(Figure content listings)

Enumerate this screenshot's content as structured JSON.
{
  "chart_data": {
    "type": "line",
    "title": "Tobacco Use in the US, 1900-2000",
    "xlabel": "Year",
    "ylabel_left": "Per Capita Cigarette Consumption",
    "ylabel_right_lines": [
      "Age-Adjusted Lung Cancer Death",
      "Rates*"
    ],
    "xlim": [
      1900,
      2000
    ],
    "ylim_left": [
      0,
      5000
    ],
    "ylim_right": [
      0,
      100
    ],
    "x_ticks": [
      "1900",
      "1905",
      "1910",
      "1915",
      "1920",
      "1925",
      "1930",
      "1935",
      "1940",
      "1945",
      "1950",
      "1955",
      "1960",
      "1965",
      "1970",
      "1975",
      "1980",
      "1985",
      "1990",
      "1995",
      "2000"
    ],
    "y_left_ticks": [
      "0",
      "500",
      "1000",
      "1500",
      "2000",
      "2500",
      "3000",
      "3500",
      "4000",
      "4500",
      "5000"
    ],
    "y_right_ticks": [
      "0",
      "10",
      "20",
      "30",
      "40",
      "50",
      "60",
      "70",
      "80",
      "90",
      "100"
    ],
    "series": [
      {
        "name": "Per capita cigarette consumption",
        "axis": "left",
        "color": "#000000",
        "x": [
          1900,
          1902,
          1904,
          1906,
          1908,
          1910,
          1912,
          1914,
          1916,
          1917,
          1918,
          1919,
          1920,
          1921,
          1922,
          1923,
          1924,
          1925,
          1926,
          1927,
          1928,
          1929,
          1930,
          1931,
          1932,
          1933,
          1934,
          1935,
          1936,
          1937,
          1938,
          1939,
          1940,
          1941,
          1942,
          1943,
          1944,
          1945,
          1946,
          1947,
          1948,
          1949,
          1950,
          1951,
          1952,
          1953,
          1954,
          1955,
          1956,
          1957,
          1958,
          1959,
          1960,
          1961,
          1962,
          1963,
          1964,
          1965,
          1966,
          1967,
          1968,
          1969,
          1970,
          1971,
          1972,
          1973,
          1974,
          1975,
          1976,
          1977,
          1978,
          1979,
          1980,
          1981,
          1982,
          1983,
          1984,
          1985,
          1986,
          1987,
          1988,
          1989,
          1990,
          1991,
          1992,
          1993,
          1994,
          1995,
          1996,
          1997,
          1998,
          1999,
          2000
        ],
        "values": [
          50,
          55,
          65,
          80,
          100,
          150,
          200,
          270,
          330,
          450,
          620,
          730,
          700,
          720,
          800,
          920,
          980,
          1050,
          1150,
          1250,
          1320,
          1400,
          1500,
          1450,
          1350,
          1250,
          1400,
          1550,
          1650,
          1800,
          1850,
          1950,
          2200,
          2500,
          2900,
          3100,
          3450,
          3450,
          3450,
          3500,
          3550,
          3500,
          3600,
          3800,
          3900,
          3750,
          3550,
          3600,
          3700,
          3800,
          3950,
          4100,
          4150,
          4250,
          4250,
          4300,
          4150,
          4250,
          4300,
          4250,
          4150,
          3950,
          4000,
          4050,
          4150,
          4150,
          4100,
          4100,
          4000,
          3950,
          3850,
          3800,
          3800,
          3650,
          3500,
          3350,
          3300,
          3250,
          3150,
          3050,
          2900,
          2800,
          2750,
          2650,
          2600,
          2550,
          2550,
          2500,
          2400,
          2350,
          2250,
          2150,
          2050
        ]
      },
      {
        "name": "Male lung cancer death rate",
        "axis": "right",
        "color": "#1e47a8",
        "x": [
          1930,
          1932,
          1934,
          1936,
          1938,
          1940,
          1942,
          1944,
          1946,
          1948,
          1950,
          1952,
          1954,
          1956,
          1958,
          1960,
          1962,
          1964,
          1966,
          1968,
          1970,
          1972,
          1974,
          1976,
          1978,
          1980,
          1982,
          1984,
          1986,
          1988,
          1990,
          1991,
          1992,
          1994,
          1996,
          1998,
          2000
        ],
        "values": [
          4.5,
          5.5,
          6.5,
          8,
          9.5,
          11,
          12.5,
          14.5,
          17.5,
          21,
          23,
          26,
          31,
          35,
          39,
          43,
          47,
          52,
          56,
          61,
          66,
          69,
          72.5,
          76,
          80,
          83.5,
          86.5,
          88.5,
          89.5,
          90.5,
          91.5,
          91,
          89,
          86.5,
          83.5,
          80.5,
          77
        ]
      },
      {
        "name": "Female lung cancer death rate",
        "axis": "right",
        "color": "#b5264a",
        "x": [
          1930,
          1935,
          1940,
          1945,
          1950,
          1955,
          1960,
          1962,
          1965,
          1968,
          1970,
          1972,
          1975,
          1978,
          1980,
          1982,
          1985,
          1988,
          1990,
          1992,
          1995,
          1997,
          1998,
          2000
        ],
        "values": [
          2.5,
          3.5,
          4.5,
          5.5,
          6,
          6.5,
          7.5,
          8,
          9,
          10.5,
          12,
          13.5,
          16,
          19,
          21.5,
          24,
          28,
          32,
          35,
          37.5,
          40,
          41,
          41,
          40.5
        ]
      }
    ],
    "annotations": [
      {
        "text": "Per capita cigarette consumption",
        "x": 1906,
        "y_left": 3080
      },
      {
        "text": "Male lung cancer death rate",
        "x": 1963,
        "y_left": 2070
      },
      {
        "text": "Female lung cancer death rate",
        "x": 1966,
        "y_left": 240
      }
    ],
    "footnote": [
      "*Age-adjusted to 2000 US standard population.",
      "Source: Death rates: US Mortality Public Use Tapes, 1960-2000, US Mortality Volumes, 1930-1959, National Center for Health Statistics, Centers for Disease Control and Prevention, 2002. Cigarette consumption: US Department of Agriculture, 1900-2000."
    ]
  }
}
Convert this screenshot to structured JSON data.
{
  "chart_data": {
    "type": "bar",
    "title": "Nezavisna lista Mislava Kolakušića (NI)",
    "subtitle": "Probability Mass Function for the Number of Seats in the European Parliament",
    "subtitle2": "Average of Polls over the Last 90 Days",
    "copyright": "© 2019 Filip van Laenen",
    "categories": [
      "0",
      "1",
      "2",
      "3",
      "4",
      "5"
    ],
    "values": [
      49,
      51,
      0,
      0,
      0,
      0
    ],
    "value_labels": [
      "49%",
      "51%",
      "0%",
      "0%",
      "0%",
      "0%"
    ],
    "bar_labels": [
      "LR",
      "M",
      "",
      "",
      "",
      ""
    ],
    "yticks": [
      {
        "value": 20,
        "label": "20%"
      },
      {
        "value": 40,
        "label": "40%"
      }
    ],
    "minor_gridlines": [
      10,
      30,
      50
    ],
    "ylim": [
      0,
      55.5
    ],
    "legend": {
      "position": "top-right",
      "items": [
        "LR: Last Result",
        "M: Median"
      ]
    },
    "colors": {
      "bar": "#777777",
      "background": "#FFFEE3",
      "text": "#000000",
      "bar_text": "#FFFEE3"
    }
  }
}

(Directions): Give the complete listing a second time, exactly as it reads.

(Result of the exercise):
Enumerate this screenshot's content as structured JSON.
{
  "chart_data": {
    "type": "line",
    "title": "Tobacco Use in the US, 1900-2000",
    "xlabel": "Year",
    "ylabel_left": "Per Capita Cigarette Consumption",
    "ylabel_right_lines": [
      "Age-Adjusted Lung Cancer Death",
      "Rates*"
    ],
    "xlim": [
      1900,
      2000
    ],
    "ylim_left": [
      0,
      5000
    ],
    "ylim_right": [
      0,
      100
    ],
    "x_ticks": [
      "1900",
      "1905",
      "1910",
      "1915",
      "1920",
      "1925",
      "1930",
      "1935",
      "1940",
      "1945",
      "1950",
      "1955",
      "1960",
      "1965",
      "1970",
      "1975",
      "1980",
      "1985",
      "1990",
      "1995",
      "2000"
    ],
    "y_left_ticks": [
      "0",
      "500",
      "1000",
      "1500",
      "2000",
      "2500",
      "3000",
      "3500",
      "4000",
      "4500",
      "5000"
    ],
    "y_right_ticks": [
      "0",
      "10",
      "20",
      "30",
      "40",
      "50",
      "60",
      "70",
      "80",
      "90",
      "100"
    ],
    "series": [
      {
        "name": "Per capita cigarette consumption",
        "axis": "left",
        "color": "#000000",
        "x": [
          1900,
          1902,
          1904,
          1906,
          1908,
          1910,
          1912,
          1914,
          1916,
          1917,
          1918,
          1919,
          1920,
          1921,
          1922,
          1923,
          1924,
          1925,
          1926,
          1927,
          1928,
          1929,
          1930,
          1931,
          1932,
          1933,
          1934,
          1935,
          1936,
          1937,
          1938,
          1939,
          1940,
          1941,
          1942,
          1943,
          1944,
          1945,
          1946,
          1947,
          1948,
          1949,
          1950,
          1951,
          1952,
          1953,
          1954,
          1955,
          1956,
          1957,
          1958,
          1959,
          1960,
          1961,
          1962,
          1963,
          1964,
          1965,
          1966,
          1967,
          1968,
          1969,
          1970,
          1971,
          1972,
          1973,
          1974,
          1975,
          1976,
          1977,
          1978,
          1979,
          1980,
          1981,
          1982,
          1983,
          1984,
          1985,
          1986,
          1987,
          1988,
          1989,
          1990,
          1991,
          1992,
          1993,
          1994,
          1995,
          1996,
          1997,
          1998,
          1999,
          2000
        ],
        "values": [
          50,
          55,
          65,
          80,
          100,
          150,
          200,
          270,
          330,
          450,
          620,
          730,
          700,
          720,
          800,
          920,
          980,
          1050,
          1150,
          1250,
          1320,
          1400,
          1500,
          1450,
          1350,
          1250,
          1400,
          1550,
          1650,
          1800,
          1850,
          1950,
          2200,
          2500,
          2900,
          3100,
          3450,
          3450,
          3450,
          3500,
          3550,
          3500,
          3600,
          3800,
          3900,
          3750,
          3550,
          3600,
          3700,
          3800,
          3950,
          4100,
          4150,
          4250,
          4250,
          4300,
          4150,
          4250,
          4300,
          4250,
          4150,
          3950,
          4000,
          4050,
          4150,
          4150,
          4100,
          4100,
          4000,
          3950,
          3850,
          3800,
          3800,
          3650,
          3500,
          3350,
          3300,
          3250,
          3150,
          3050,
          2900,
          2800,
          2750,
          2650,
          2600,
          2550,
          2550,
          2500,
          2400,
          2350,
          2250,
          2150,
          2050
        ]
      },
      {
        "name": "Male lung cancer death rate",
        "axis": "right",
        "color": "#1e47a8",
        "x": [
          1930,
          1932,
          1934,
          1936,
          1938,
          1940,
          1942,
          1944,
          1946,
          1948,
          1950,
          1952,
          1954,
          1956,
          1958,
          1960,
          1962,
          1964,
          1966,
          1968,
          1970,
          1972,
          1974,
          1976,
          1978,
          1980,
          1982,
          1984,
          1986,
          1988,
          1990,
          1991,
          1992,
          1994,
          1996,
          1998,
          2000
        ],
        "values": [
          4.5,
          5.5,
          6.5,
          8,
          9.5,
          11,
          12.5,
          14.5,
          17.5,
          21,
          23,
          26,
          31,
          35,
          39,
          43,
          47,
          52,
          56,
          61,
          66,
          69,
          72.5,
          76,
          80,
          83.5,
          86.5,
          88.5,
          89.5,
          90.5,
          91.5,
          91,
          89,
          86.5,
          83.5,
          80.5,
          77
        ]
      },
      {
        "name": "Female lung cancer death rate",
        "axis": "right",
        "color": "#b5264a",
        "x": [
          1930,
          1935,
          1940,
          1945,
          1950,
          1955,
          1960,
          1962,
          1965,
          1968,
          1970,
          1972,
          1975,
          1978,
          1980,
          1982,
          1985,
          1988,
          1990,
          1992,
          1995,
          1997,
          1998,
          2000
        ],
        "values": [
          2.5,
          3.5,
          4.5,
          5.5,
          6,
          6.5,
          7.5,
          8,
          9,
          10.5,
          12,
          13.5,
          16,
          19,
          21.5,
          24,
          28,
          32,
          35,
          37.5,
          40,
          41,
          41,
          40.5
        ]
      }
    ],
    "annotations": [
      {
        "text": "Per capita cigarette consumption",
        "x": 1906,
        "y_left": 3080
      },
      {
        "text": "Male lung cancer death rate",
        "x": 1963,
        "y_left": 2070
      },
      {
        "text": "Female lung cancer death rate",
        "x": 1966,
        "y_left": 240
      }
    ],
    "footnote": [
      "*Age-adjusted to 2000 US standard population.",
      "Source: Death rates: US Mortality Public Use Tapes, 1960-2000, US Mortality Volumes, 1930-1959, National Center for Health Statistics, Centers for Disease Control and Prevention, 2002. Cigarette consumption: US Department of Agriculture, 1900-2000."
    ]
  }
}
Convert this screenshot to structured JSON data.
{
  "chart_data": {
    "type": "bar",
    "title": "Nezavisna lista Mislava Kolakušića (NI)",
    "subtitle": "Probability Mass Function for the Number of Seats in the European Parliament",
    "subtitle2": "Average of Polls over the Last 90 Days",
    "copyright": "© 2019 Filip van Laenen",
    "categories": [
      "0",
      "1",
      "2",
      "3",
      "4",
      "5"
    ],
    "values": [
      49,
      51,
      0,
      0,
      0,
      0
    ],
    "value_labels": [
      "49%",
      "51%",
      "0%",
      "0%",
      "0%",
      "0%"
    ],
    "bar_labels": [
      "LR",
      "M",
      "",
      "",
      "",
      ""
    ],
    "yticks": [
      {
        "value": 20,
        "label": "20%"
      },
      {
        "value": 40,
        "label": "40%"
      }
    ],
    "minor_gridlines": [
      10,
      30,
      50
    ],
    "ylim": [
      0,
      55.5
    ],
    "legend": {
      "position": "top-right",
      "items": [
        "LR: Last Result",
        "M: Median"
      ]
    },
    "colors": {
      "bar": "#777777",
      "background": "#FFFEE3",
      "text": "#000000",
      "bar_text": "#FFFEE3"
    }
  }
}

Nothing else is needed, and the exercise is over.